Image information  
 
  Born in a tenement apartment on New York’s Lower East Side, Sternberg was the son of Eastern European immigrants. As a boy of eleven he started taking classes from the art club at his school and on Saturdays at the Brooklyn Museum of Art. Sternberg began his forty-four-year association with the Art Students League in 1922, first as a part-time student and then as an instructor in etching, lithography, and composition. His development and subsequent career are inextricably linked with the history of twentieth-century American art.

During the 1930s, Sternberg transformed his sociopolitical convictions into images championing the cause of labor. His representations, rendered with an expressive hand and intense color in both paintings and prints, depicted the difficult and dangerous lives of contemporary coal miners and steel-mill workers. In later decades, Sternberg used his art to further his social conscience, particularly as a voice against fascism and as an advocate for civil rights. His later artistic vision, however, grew increasingly self-reflective, as seen in his investigations of such themes as myth and ritual and the spiritual underpinnings of Orthodox Judaism. Moreover, he explored his own identity by producing many self-portraits and by publishing the suite of prints called Sternberg: A Life in Woodcuts.

Landscape was a subject Sternberg rarely treated. Mountains and Birches of Utah is his reflection on a landscape surrounding Brigham Young University in Provo, Utah, where he was an artist in residence during the summers of 1957 and 1958. The powerful form of the mountain, silhouetted against a burnt-orange sky, is rendered in broad, rectangular brushstrokes. Mountains and Birches of Utah is Sternberg’s spiritual response to the majesty of the Wasatch Mountains.

***

--- Directive 1 ---
List the subjects Sternberg taught at the Art Students League, according to the passage on Sternberg.
--- Directive 2 ---
Reproduce the passage on Sternberg from "Landscape was a" up to and including "the Wasatch Mountains.".
--- Directive 3 ---
Translate this sentence from the passage on Sternberg into Spanish: "The powerful form of the mountain, silhouetted against a burnt-orange sky, is rendered in broad, rectangular brushstrokes."

[Element location data]
***

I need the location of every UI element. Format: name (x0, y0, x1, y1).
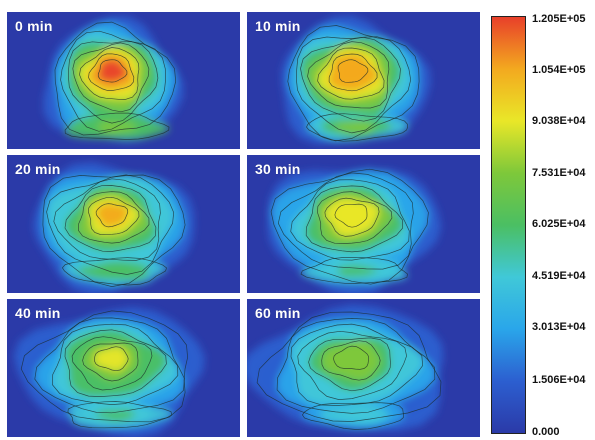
colorbar-gradient (492, 17, 525, 433)
heatmap-plot (7, 155, 240, 293)
contour-line (296, 36, 412, 134)
contour-line (290, 323, 424, 406)
panel-title: 10 min (255, 18, 301, 34)
colorbar-tick-label: 6.025E+04 (532, 218, 586, 230)
contour-line (72, 42, 150, 113)
colorbar-tick-label: 7.531E+04 (532, 167, 586, 179)
contour-line (64, 112, 170, 140)
heatmap-level (96, 203, 128, 227)
contour-line (305, 185, 403, 253)
contour-line (337, 59, 369, 83)
contour-line (300, 36, 401, 122)
contour-line (20, 310, 188, 423)
contour-line (60, 30, 166, 132)
contour-line (297, 330, 407, 400)
contour-line (328, 53, 378, 92)
contour-line (334, 203, 368, 228)
heatmap-level (333, 346, 369, 370)
heatmap-panel-40min: 40 min (7, 299, 240, 437)
contour-line (34, 317, 185, 414)
contour-line (321, 340, 381, 381)
heatmap-panel-10min: 10 min (247, 12, 480, 149)
heatmap-lobe (335, 408, 375, 421)
heatmap-plot (247, 155, 480, 293)
contour-line (317, 191, 393, 244)
contour-line (64, 185, 157, 252)
contour-line (270, 168, 429, 285)
contour-line (54, 21, 177, 136)
contour-line (277, 172, 414, 270)
contour-line (97, 59, 128, 83)
contour-line (301, 402, 404, 430)
contour-line (306, 113, 409, 142)
contour-line (256, 311, 442, 422)
contour-line (287, 25, 420, 142)
contour-line (307, 41, 390, 109)
colorbar (491, 16, 526, 434)
contour-line (68, 41, 159, 124)
contour-line (308, 337, 391, 392)
colorbar-tick-label: 1.054E+05 (532, 64, 586, 76)
contour-line (46, 174, 175, 275)
contour-line (53, 178, 161, 261)
panel-title: 30 min (255, 161, 301, 177)
contour-line (333, 345, 370, 370)
panel-title: 60 min (255, 305, 301, 321)
heatmap-plot (7, 12, 240, 149)
colorbar-tick-label: 1.205E+05 (532, 13, 586, 25)
contour-line (61, 257, 167, 286)
contour-line (88, 196, 140, 236)
heatmap-panel-20min: 20 min (7, 155, 240, 293)
contour-line (78, 191, 150, 244)
heatmap-plot (247, 299, 480, 437)
contour-line (317, 47, 385, 100)
heatmap-level (94, 346, 129, 371)
heatmap-plot (247, 12, 480, 149)
contour-line (67, 401, 173, 429)
heatmap-level (334, 204, 367, 228)
contour-line (79, 47, 140, 100)
contour-line (88, 53, 135, 91)
contour-line (95, 203, 129, 228)
heatmap-panel-60min: 60 min (247, 299, 480, 437)
colorbar-tick-label: 1.506E+04 (532, 374, 586, 386)
heatmap-lobe (337, 265, 378, 277)
heatmap-level (338, 59, 368, 83)
contour-line (71, 336, 153, 391)
contour-line (324, 197, 380, 237)
colorbar-tick-label: 9.038E+04 (532, 115, 586, 127)
contour-line (64, 329, 167, 397)
panel-title: 0 min (15, 18, 53, 34)
contour-line (300, 256, 408, 284)
contour-line (276, 318, 436, 414)
heatmap-level (98, 59, 127, 83)
heatmap-plot (7, 299, 240, 437)
colorbar-fill (492, 17, 525, 433)
contour-line (52, 323, 179, 405)
panel-title: 40 min (15, 305, 61, 321)
panel-title: 20 min (15, 161, 61, 177)
colorbar-tick-label: 0.000 (532, 426, 560, 438)
heatmap-panel-30min: 30 min (247, 155, 480, 293)
heatmap-lobe (94, 265, 136, 277)
colorbar-tick-label: 3.013E+04 (532, 321, 586, 333)
contour-line (42, 174, 186, 287)
contour-line (94, 346, 129, 372)
contour-line (290, 179, 410, 261)
colorbar-tick-label: 4.519E+04 (532, 270, 586, 282)
contour-line (82, 342, 139, 382)
heatmap-panel-0min: 0 min (7, 12, 240, 149)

***

--- Solution 1 ---
Etching, lithography, and composition

--- Solution 2 ---
Landscape was a subject Sternberg rarely treated. Mountains and Birches of Utah is his reflection on a landscape surrounding Brigham Young University in Provo, Utah, where he was an artist in residence during the summers of 1957 and 1958. The powerful form of the mountain, silhouetted against a burnt-orange sky, is rendered in broad, rectangular brushstrokes. Mountains and Birches of Utah is Sternberg’s spiritual response to the majesty of the Wasatch Mountains.

--- Solution 3 ---
La poderosa forma de la montaña, recortada contra un cielo naranja quemado, está plasmada con pinceladas amplias y rectangulares.